# INFORMATION SHOWN
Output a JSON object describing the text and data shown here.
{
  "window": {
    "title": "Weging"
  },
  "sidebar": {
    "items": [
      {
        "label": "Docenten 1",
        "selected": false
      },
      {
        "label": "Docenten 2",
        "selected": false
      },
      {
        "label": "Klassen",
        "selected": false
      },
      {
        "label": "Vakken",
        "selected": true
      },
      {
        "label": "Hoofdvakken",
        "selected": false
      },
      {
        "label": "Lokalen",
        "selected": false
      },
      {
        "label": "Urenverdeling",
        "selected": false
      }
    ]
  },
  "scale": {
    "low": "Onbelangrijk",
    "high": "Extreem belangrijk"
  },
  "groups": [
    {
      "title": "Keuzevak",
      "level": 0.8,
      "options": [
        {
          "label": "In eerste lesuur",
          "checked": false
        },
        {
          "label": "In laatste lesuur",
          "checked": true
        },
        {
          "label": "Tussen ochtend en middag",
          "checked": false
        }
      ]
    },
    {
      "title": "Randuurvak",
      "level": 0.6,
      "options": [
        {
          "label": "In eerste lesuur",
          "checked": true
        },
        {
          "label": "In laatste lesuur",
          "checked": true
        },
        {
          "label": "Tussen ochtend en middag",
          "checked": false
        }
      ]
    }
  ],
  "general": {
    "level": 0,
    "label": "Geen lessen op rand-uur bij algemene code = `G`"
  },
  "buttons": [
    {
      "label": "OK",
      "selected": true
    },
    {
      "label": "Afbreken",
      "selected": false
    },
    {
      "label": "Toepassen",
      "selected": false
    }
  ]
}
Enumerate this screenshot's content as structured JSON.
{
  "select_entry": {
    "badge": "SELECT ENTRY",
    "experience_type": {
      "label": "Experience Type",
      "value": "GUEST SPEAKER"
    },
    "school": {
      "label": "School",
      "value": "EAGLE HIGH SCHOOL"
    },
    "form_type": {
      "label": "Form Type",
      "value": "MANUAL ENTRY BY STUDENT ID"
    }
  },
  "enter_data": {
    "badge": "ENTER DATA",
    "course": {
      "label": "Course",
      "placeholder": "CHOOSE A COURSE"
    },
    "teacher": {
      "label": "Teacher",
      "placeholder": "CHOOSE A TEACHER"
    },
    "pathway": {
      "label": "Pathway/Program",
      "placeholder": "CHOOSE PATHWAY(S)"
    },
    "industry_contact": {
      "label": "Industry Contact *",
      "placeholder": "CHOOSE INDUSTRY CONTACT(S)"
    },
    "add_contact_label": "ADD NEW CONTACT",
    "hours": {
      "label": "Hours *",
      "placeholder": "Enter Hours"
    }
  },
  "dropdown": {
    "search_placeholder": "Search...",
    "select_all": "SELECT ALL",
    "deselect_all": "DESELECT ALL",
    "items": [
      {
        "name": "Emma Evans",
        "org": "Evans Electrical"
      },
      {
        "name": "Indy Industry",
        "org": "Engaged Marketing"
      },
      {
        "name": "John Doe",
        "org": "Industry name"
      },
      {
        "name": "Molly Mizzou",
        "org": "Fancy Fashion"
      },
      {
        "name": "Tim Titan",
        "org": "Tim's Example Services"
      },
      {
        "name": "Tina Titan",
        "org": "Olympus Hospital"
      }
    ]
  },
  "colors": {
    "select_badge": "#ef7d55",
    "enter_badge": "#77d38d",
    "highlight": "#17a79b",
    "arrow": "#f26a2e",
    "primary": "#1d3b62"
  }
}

# TASK TO COMPLETE
Reproduce the full listing exactly.

# TASK SOLUTION
Output a JSON object describing the text and data shown here.
{
  "window": {
    "title": "Weging"
  },
  "sidebar": {
    "items": [
      {
        "label": "Docenten 1",
        "selected": false
      },
      {
        "label": "Docenten 2",
        "selected": false
      },
      {
        "label": "Klassen",
        "selected": false
      },
      {
        "label": "Vakken",
        "selected": true
      },
      {
        "label": "Hoofdvakken",
        "selected": false
      },
      {
        "label": "Lokalen",
        "selected": false
      },
      {
        "label": "Urenverdeling",
        "selected": false
      }
    ]
  },
  "scale": {
    "low": "Onbelangrijk",
    "high": "Extreem belangrijk"
  },
  "groups": [
    {
      "title": "Keuzevak",
      "level": 0.8,
      "options": [
        {
          "label": "In eerste lesuur",
          "checked": false
        },
        {
          "label": "In laatste lesuur",
          "checked": true
        },
        {
          "label": "Tussen ochtend en middag",
          "checked": false
        }
      ]
    },
    {
      "title": "Randuurvak",
      "level": 0.6,
      "options": [
        {
          "label": "In eerste lesuur",
          "checked": true
        },
        {
          "label": "In laatste lesuur",
          "checked": true
        },
        {
          "label": "Tussen ochtend en middag",
          "checked": false
        }
      ]
    }
  ],
  "general": {
    "level": 0,
    "label": "Geen lessen op rand-uur bij algemene code = `G`"
  },
  "buttons": [
    {
      "label": "OK",
      "selected": true
    },
    {
      "label": "Afbreken",
      "selected": false
    },
    {
      "label": "Toepassen",
      "selected": false
    }
  ]
}
Enumerate this screenshot's content as structured JSON.
{
  "select_entry": {
    "badge": "SELECT ENTRY",
    "experience_type": {
      "label": "Experience Type",
      "value": "GUEST SPEAKER"
    },
    "school": {
      "label": "School",
      "value": "EAGLE HIGH SCHOOL"
    },
    "form_type": {
      "label": "Form Type",
      "value": "MANUAL ENTRY BY STUDENT ID"
    }
  },
  "enter_data": {
    "badge": "ENTER DATA",
    "course": {
      "label": "Course",
      "placeholder": "CHOOSE A COURSE"
    },
    "teacher": {
      "label": "Teacher",
      "placeholder": "CHOOSE A TEACHER"
    },
    "pathway": {
      "label": "Pathway/Program",
      "placeholder": "CHOOSE PATHWAY(S)"
    },
    "industry_contact": {
      "label": "Industry Contact *",
      "placeholder": "CHOOSE INDUSTRY CONTACT(S)"
    },
    "add_contact_label": "ADD NEW CONTACT",
    "hours": {
      "label": "Hours *",
      "placeholder": "Enter Hours"
    }
  },
  "dropdown": {
    "search_placeholder": "Search...",
    "select_all": "SELECT ALL",
    "deselect_all": "DESELECT ALL",
    "items": [
      {
        "name": "Emma Evans",
        "org": "Evans Electrical"
      },
      {
        "name": "Indy Industry",
        "org": "Engaged Marketing"
      },
      {
        "name": "John Doe",
        "org": "Industry name"
      },
      {
        "name": "Molly Mizzou",
        "org": "Fancy Fashion"
      },
      {
        "name": "Tim Titan",
        "org": "Tim's Example Services"
      },
      {
        "name": "Tina Titan",
        "org": "Olympus Hospital"
      }
    ]
  },
  "colors": {
    "select_badge": "#ef7d55",
    "enter_badge": "#77d38d",
    "highlight": "#17a79b",
    "arrow": "#f26a2e",
    "primary": "#1d3b62"
  }
}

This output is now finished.